Dataset items
-- -- --

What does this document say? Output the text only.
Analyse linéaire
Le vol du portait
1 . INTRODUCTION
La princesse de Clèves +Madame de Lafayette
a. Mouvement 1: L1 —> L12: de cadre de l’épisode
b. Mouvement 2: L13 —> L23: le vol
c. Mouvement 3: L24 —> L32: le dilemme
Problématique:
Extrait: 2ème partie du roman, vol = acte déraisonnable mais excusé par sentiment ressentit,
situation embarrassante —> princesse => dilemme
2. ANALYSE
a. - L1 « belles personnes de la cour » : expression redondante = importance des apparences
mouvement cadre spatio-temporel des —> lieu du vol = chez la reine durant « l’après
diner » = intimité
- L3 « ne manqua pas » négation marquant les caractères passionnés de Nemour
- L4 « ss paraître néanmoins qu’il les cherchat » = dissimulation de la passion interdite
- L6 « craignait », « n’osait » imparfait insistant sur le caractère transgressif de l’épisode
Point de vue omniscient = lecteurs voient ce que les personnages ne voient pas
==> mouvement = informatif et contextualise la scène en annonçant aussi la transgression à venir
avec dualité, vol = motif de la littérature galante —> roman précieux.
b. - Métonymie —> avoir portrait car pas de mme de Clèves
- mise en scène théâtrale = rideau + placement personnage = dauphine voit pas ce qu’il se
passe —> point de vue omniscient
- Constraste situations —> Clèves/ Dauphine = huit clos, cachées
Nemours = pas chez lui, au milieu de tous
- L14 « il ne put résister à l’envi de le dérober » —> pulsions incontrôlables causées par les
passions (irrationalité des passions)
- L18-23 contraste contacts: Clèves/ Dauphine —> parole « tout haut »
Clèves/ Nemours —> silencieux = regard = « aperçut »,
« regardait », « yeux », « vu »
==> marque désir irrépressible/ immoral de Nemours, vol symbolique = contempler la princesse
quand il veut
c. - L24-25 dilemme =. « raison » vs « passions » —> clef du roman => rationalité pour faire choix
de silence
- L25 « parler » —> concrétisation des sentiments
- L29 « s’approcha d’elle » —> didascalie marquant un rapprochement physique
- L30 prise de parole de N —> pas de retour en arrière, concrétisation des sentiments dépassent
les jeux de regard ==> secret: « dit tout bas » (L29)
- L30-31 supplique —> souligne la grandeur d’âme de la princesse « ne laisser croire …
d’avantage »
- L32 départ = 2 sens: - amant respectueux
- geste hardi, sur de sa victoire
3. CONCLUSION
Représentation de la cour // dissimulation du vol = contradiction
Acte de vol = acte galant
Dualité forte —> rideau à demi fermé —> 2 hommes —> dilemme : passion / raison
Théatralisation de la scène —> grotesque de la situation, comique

-- -- --

Report only the number of lines in the listing that contain the word "chez".

2